Task instructions: Give exactly the lines from the one with "Give me a plain-text" through the final line of the listing below, both included, leaving out any pictures.
** START OF Supplied material **
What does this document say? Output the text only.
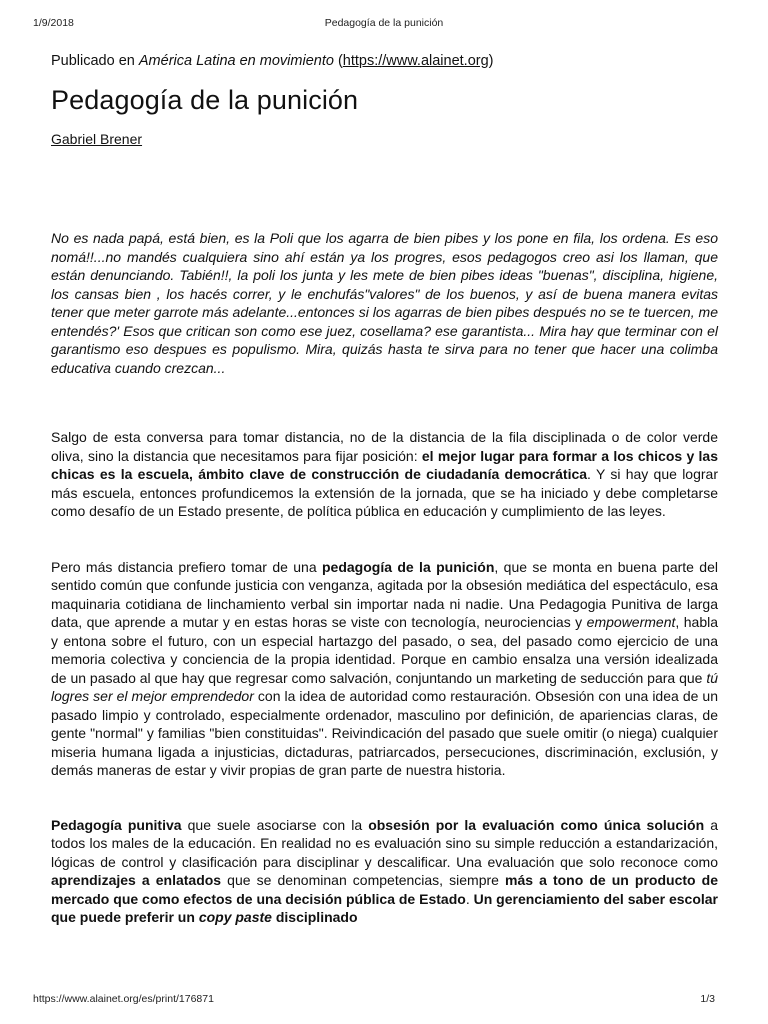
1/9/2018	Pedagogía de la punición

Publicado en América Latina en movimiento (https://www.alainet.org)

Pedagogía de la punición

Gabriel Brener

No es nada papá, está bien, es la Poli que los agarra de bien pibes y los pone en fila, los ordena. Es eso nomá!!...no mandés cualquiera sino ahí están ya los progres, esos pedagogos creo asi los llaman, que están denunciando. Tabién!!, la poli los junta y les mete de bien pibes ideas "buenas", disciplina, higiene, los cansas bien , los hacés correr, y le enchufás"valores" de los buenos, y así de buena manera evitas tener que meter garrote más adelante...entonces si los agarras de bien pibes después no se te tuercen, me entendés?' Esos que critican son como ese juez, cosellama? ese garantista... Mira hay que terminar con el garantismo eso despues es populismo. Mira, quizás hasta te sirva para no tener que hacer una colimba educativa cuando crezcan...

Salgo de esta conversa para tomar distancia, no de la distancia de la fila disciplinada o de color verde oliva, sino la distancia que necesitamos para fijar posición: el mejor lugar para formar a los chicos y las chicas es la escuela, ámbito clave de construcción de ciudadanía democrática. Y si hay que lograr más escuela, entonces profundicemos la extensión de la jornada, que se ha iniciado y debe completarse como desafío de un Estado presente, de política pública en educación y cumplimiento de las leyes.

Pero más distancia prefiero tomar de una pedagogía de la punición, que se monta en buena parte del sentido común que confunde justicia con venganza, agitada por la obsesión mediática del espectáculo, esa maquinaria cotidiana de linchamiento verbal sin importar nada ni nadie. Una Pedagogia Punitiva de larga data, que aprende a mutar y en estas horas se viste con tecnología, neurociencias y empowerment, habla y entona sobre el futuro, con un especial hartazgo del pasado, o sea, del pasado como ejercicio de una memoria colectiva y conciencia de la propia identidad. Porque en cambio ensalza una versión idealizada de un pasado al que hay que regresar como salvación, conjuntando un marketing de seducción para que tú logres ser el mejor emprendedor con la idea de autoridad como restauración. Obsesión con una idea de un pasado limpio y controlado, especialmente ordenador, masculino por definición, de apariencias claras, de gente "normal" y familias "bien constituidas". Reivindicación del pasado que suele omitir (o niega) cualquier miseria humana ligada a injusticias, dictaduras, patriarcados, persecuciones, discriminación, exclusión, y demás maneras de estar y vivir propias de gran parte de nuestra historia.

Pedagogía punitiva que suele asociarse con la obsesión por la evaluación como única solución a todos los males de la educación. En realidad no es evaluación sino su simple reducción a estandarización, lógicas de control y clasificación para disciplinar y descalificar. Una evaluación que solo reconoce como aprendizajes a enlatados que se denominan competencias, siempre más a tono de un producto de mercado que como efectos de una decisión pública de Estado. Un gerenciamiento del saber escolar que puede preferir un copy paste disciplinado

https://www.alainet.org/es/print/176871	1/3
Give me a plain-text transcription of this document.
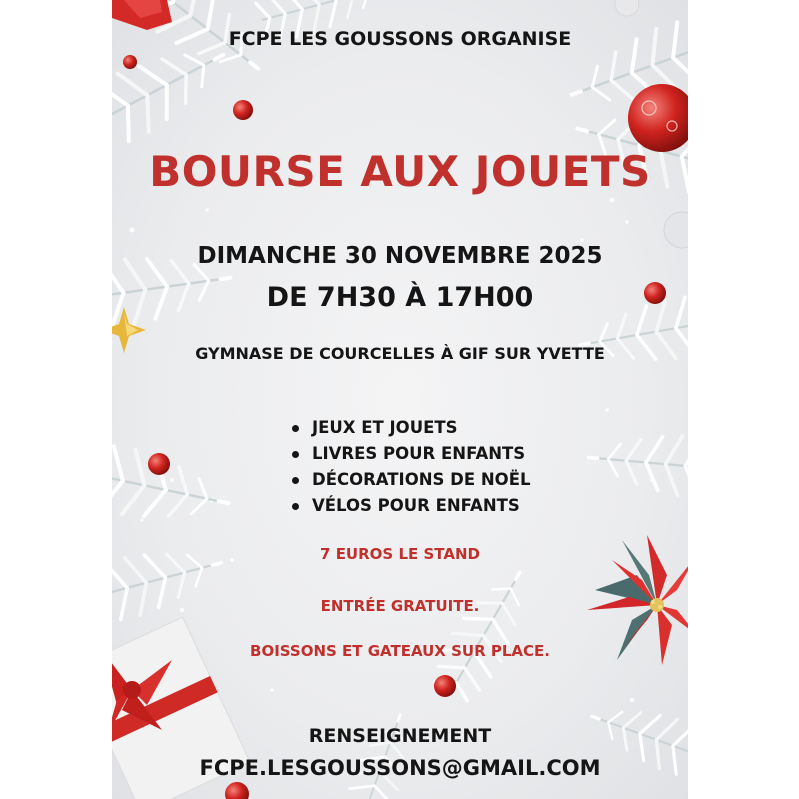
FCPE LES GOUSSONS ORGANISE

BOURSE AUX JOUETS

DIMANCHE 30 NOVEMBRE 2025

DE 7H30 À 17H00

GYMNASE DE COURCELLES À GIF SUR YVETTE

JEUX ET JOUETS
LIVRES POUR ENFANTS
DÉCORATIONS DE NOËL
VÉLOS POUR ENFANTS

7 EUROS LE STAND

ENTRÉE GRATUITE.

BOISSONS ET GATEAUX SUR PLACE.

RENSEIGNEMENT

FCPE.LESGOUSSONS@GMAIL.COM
** END OF Supplied material **
Answer to this task:
Give me a plain-text transcription of this document.
FCPE LES GOUSSONS ORGANISE

BOURSE AUX JOUETS

DIMANCHE 30 NOVEMBRE 2025

DE 7H30 À 17H00

GYMNASE DE COURCELLES À GIF SUR YVETTE

JEUX ET JOUETS
LIVRES POUR ENFANTS
DÉCORATIONS DE NOËL
VÉLOS POUR ENFANTS

7 EUROS LE STAND

ENTRÉE GRATUITE.

BOISSONS ET GATEAUX SUR PLACE.

RENSEIGNEMENT

FCPE.LESGOUSSONS@GMAIL.COM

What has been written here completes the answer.